### WHAT YOU WILL DO
Print the listing in its entirety and exactly, leaving out images.

### Collected data
--- Start ---
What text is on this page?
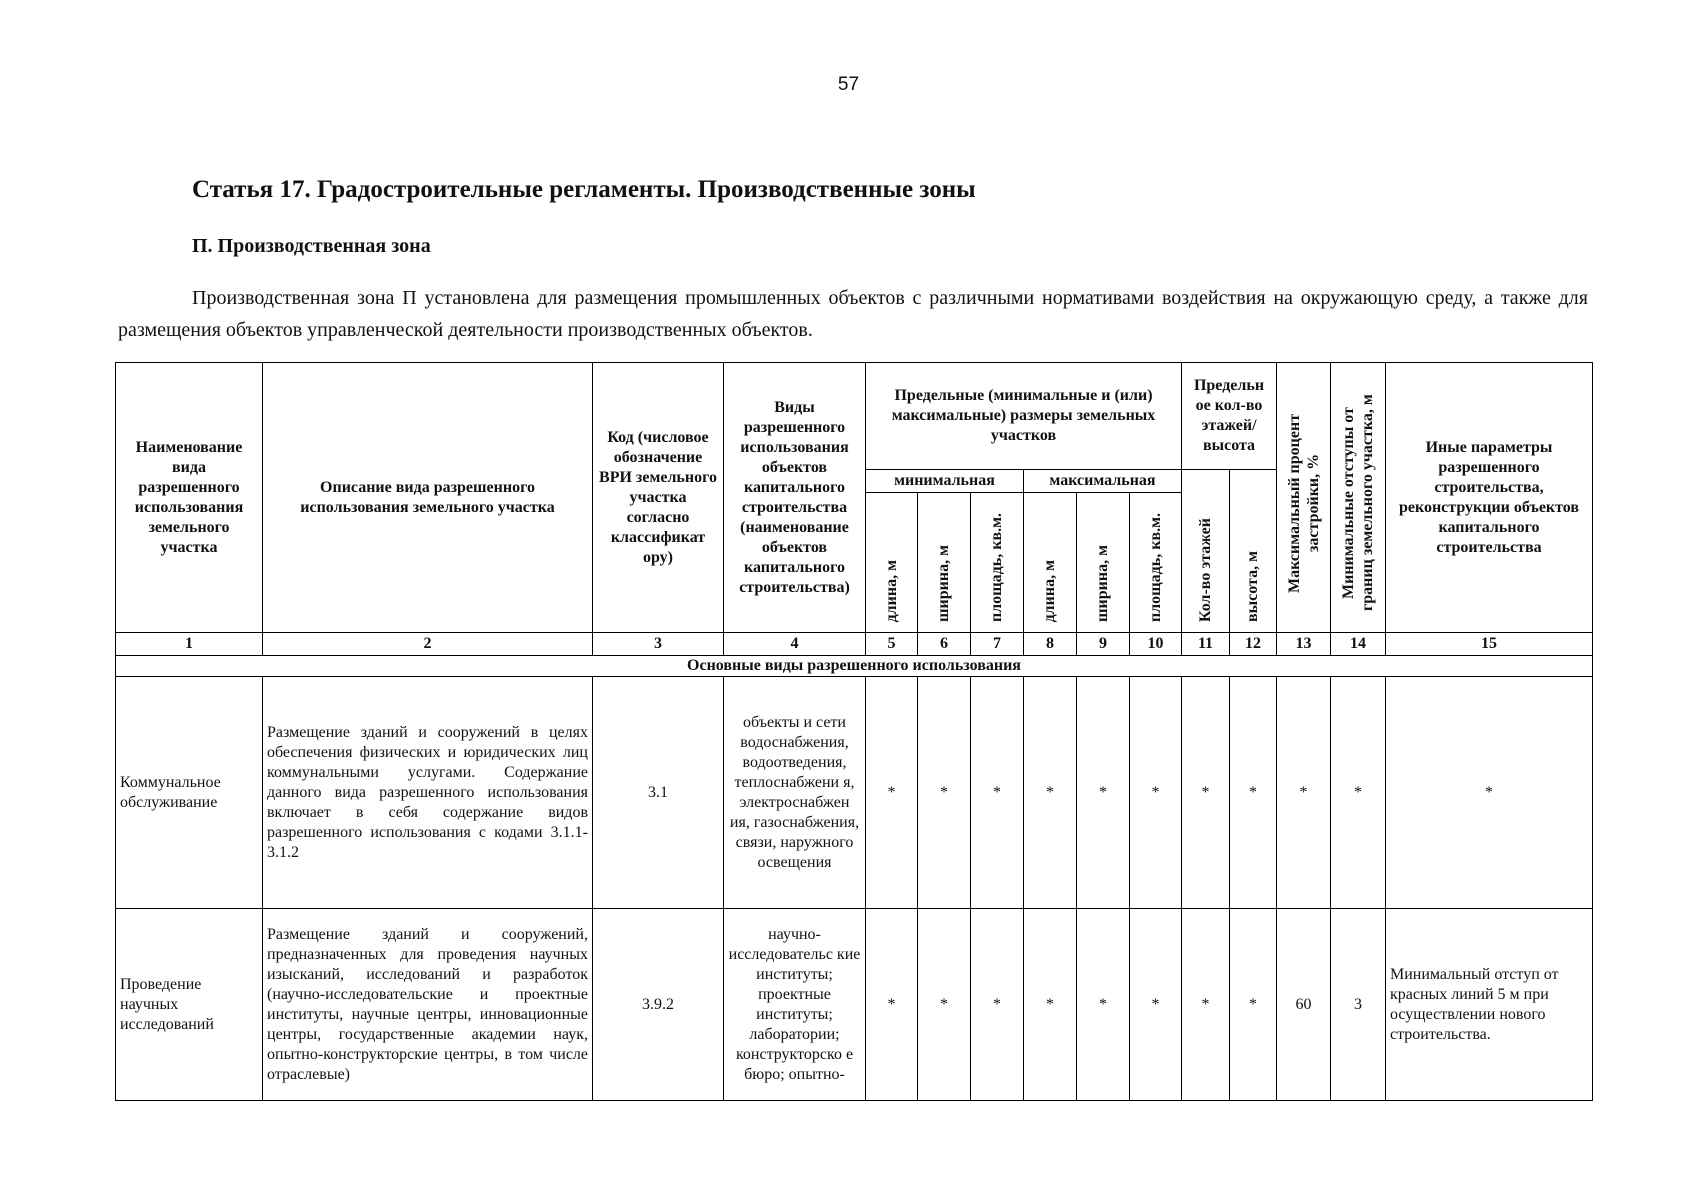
57
Статья 17. Градостроительные регламенты. Производственные зоны
П. Производственная зона

Производственная зона П установлена для размещения промышленных объектов с различными нормативами воздействия на окружающую среду, а также для размещения объектов управленческой деятельности производственных объектов.

Наименование вида разрешенного использования земельного участка	Описание вида разрешенного использования земельного участка	Код (числовое обозначение ВРИ земельного участка согласно классификат ору)	Виды разрешенного использования объектов капитального строительства (наименование объектов капитального строительства)	Предельные (минимальные и (или) максимальные) размеры земельных участков						Предельн ое кол-во этажей/ высота		Максимальный процент застройки, %	Минимальные отступы от границ земельного участка, м	Иные параметры разрешенного строительства, реконструкции объектов капитального строительства
				минимальная			максимальная			Кол-во этажей	высота, м			
				длина, м	ширина, м	площадь, кв.м.	длина, м	ширина, м	площадь, кв.м.					
1	2	3	4	5	6	7	8	9	10	11	12	13	14	15
Основные виды разрешенного использования														
Коммунальное обслуживание	Размещение зданий и сооружений в целях обеспечения физических и юридических лиц коммунальными услугами. Содержание данного вида разрешенного использования включает в себя содержание видов разрешенного использования с кодами 3.1.1-3.1.2	3.1	объекты и сети водоснабжения, водоотведения, теплоснабжени я, электроснабжен ия, газоснабжения, связи, наружного освещения	*	*	*	*	*	*	*	*	*	*	*
Проведение научных исследований	Размещение зданий и сооружений, предназначенных для проведения научных изысканий, исследований и разработок (научно-исследовательские и проектные институты, научные центры, инновационные центры, государственные академии наук, опытно-конструкторские центры, в том числе отраслевые)	3.9.2	научно- исследовательс кие институты; проектные институты; лаборатории; конструкторско е бюро; опытно-	*	*	*	*	*	*	*	*	60	3	Минимальный отступ от красных линий 5 м при осуществлении нового строительства.
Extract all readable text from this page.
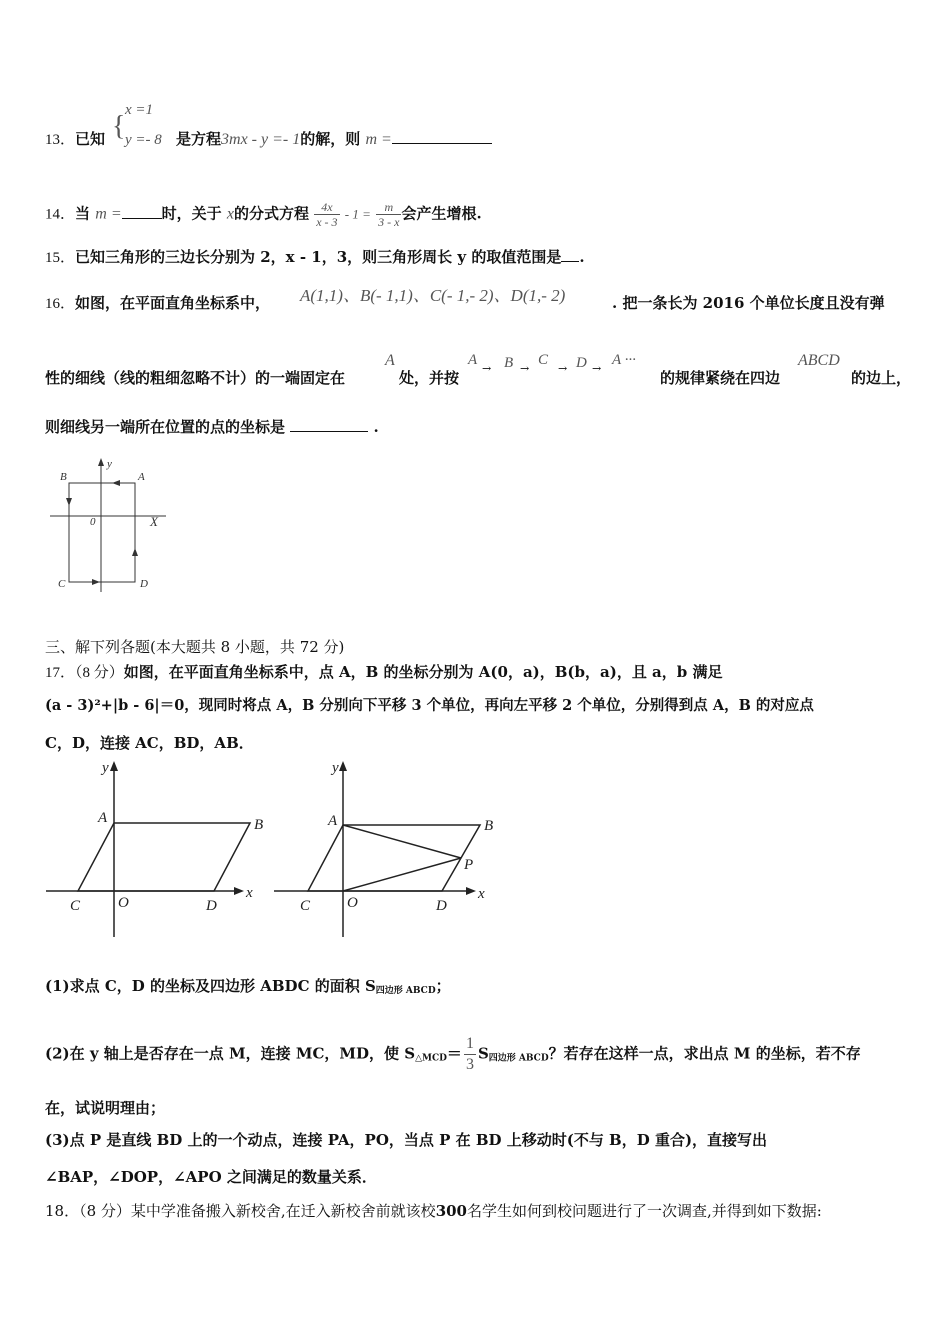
13．已知 {
x =1
y =- 8 是方程3mx - y =- 1的解，则 m =
14．当 m =	时，关于 x的分式方程 $\frac{4x}{x - 3} - 1 = \frac{m}{3 - x}$ 会产生增根.
15．已知三角形的三边长分别为 2，x - 1，3，则三角形周长 y 的取值范围是 .
16．如图，在平面直角坐标系中， A(1,1)、B(- 1,1)、C(- 1,- 2)、D(1,- 2)	. 把一条长为 2016 个单位长度且没有弹
性的细线（线的粗细忽略不计）的一端固定在
A
处，并按
A
→ B →
C
→ D →
A ···
的规律紧绕在四边
ABCD
的边上，
则细线另一端所在位置的点的坐标是	.
y
A
B
0	X
C	D
三、解下列各题(本大题共 8 小题，共 72 分)
17．（8 分）如图，在平面直角坐标系中，点 A，B 的坐标分别为 A(0，a)，B(b，a)，且 a，b 满足
(a - 3)²+|b - 6|＝0，现同时将点 A，B 分别向下平移 3 个单位，再向左平移 2 个单位，分别得到点 A，B 的对应点
C，D，连接 AC，BD，AB．
y
A	B
C	O	D
x
y
A	B
P
C O	D
x
(1)求点 C，D 的坐标及四边形 ABDC 的面积 $S_{四边形 ABCD}$；
(2)在 y 轴上是否存在一点 M，连接 MC，MD，使 $S_{\triangle MCD}= \frac{1}{3} S_{四边形 ABCD}$？若存在这样一点，求出点 M 的坐标，若不存
在，试说明理由；
(3)点 P 是直线 BD 上的一个动点，连接 PA，PO，当点 P 在 BD 上移动时(不与 B，D 重合)，直接写出
∠BAP，∠DOP，∠APO 之间满足的数量关系．
18．（8 分）某中学准备搬入新校舍,在迁入新校舍前就该校300名学生如何到校问题进行了一次调查,并得到如下数据:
--- End ---
### ANSWER FOR THE TASK
What text is on this page?
57
Статья 17. Градостроительные регламенты. Производственные зоны
П. Производственная зона

Производственная зона П установлена для размещения промышленных объектов с различными нормативами воздействия на окружающую среду, а также для размещения объектов управленческой деятельности производственных объектов.

Наименование вида разрешенного использования земельного участка	Описание вида разрешенного использования земельного участка	Код (числовое обозначение ВРИ земельного участка согласно классификат ору)	Виды разрешенного использования объектов капитального строительства (наименование объектов капитального строительства)	Предельные (минимальные и (или) максимальные) размеры земельных участков						Предельн ое кол-во этажей/ высота		Максимальный процент застройки, %	Минимальные отступы от границ земельного участка, м	Иные параметры разрешенного строительства, реконструкции объектов капитального строительства
				минимальная			максимальная			Кол-во этажей	высота, м			
				длина, м	ширина, м	площадь, кв.м.	длина, м	ширина, м	площадь, кв.м.					
1	2	3	4	5	6	7	8	9	10	11	12	13	14	15
Основные виды разрешенного использования														
Коммунальное обслуживание	Размещение зданий и сооружений в целях обеспечения физических и юридических лиц коммунальными услугами. Содержание данного вида разрешенного использования включает в себя содержание видов разрешенного использования с кодами 3.1.1-3.1.2	3.1	объекты и сети водоснабжения, водоотведения, теплоснабжени я, электроснабжен ия, газоснабжения, связи, наружного освещения	*	*	*	*	*	*	*	*	*	*	*
Проведение научных исследований	Размещение зданий и сооружений, предназначенных для проведения научных изысканий, исследований и разработок (научно-исследовательские и проектные институты, научные центры, инновационные центры, государственные академии наук, опытно-конструкторские центры, в том числе отраслевые)	3.9.2	научно- исследовательс кие институты; проектные институты; лаборатории; конструкторско е бюро; опытно-	*	*	*	*	*	*	*	*	60	3	Минимальный отступ от красных линий 5 м при осуществлении нового строительства.
Extract all readable text from this page.
13．已知 {
x =1
y =- 8 是方程3mx - y =- 1的解，则 m =
14．当 m =	时，关于 x的分式方程 $\frac{4x}{x - 3} - 1 = \frac{m}{3 - x}$ 会产生增根.
15．已知三角形的三边长分别为 2，x - 1，3，则三角形周长 y 的取值范围是 .
16．如图，在平面直角坐标系中， A(1,1)、B(- 1,1)、C(- 1,- 2)、D(1,- 2)	. 把一条长为 2016 个单位长度且没有弹
性的细线（线的粗细忽略不计）的一端固定在
A
处，并按
A
→ B →
C
→ D →
A ···
的规律紧绕在四边
ABCD
的边上，
则细线另一端所在位置的点的坐标是	.
y
A
B
0	X
C	D
三、解下列各题(本大题共 8 小题，共 72 分)
17．（8 分）如图，在平面直角坐标系中，点 A，B 的坐标分别为 A(0，a)，B(b，a)，且 a，b 满足
(a - 3)²+|b - 6|＝0，现同时将点 A，B 分别向下平移 3 个单位，再向左平移 2 个单位，分别得到点 A，B 的对应点
C，D，连接 AC，BD，AB．
y
A	B
C	O	D
x
y
A	B
P
C O	D
x
(1)求点 C，D 的坐标及四边形 ABDC 的面积 $S_{四边形 ABCD}$；
(2)在 y 轴上是否存在一点 M，连接 MC，MD，使 $S_{\triangle MCD}= \frac{1}{3} S_{四边形 ABCD}$？若存在这样一点，求出点 M 的坐标，若不存
在，试说明理由；
(3)点 P 是直线 BD 上的一个动点，连接 PA，PO，当点 P 在 BD 上移动时(不与 B，D 重合)，直接写出
∠BAP，∠DOP，∠APO 之间满足的数量关系．
18．（8 分）某中学准备搬入新校舍,在迁入新校舍前就该校300名学生如何到校问题进行了一次调查,并得到如下数据:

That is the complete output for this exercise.